What to work on: Give back all the data exactly, line by line.

(Dataset rows)
+++++
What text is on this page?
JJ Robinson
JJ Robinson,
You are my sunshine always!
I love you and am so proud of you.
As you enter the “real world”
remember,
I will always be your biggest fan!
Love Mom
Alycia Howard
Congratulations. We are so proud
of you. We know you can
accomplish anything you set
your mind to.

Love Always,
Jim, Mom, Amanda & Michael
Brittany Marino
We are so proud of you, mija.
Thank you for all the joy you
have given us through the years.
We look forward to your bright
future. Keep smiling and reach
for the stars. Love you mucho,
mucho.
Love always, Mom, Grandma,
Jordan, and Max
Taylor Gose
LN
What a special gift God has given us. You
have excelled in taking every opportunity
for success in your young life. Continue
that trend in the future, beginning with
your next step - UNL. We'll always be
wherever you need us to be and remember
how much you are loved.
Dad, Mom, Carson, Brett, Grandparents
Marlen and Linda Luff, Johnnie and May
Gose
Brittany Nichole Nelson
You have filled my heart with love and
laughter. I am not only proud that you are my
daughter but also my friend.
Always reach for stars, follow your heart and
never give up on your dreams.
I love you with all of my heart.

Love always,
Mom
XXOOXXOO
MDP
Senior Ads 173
+++++
The answer:
What text is on this page?
JJ Robinson
JJ Robinson,
You are my sunshine always!
I love you and am so proud of you.
As you enter the “real world”
remember,
I will always be your biggest fan!
Love Mom
Alycia Howard
Congratulations. We are so proud
of you. We know you can
accomplish anything you set
your mind to.

Love Always,
Jim, Mom, Amanda & Michael
Brittany Marino
We are so proud of you, mija.
Thank you for all the joy you
have given us through the years.
We look forward to your bright
future. Keep smiling and reach
for the stars. Love you mucho,
mucho.
Love always, Mom, Grandma,
Jordan, and Max
Taylor Gose
LN
What a special gift God has given us. You
have excelled in taking every opportunity
for success in your young life. Continue
that trend in the future, beginning with
your next step - UNL. We'll always be
wherever you need us to be and remember
how much you are loved.
Dad, Mom, Carson, Brett, Grandparents
Marlen and Linda Luff, Johnnie and May
Gose
Brittany Nichole Nelson
You have filled my heart with love and
laughter. I am not only proud that you are my
daughter but also my friend.
Always reach for stars, follow your heart and
never give up on your dreams.
I love you with all of my heart.

Love always,
Mom
XXOOXXOO
MDP
Senior Ads 173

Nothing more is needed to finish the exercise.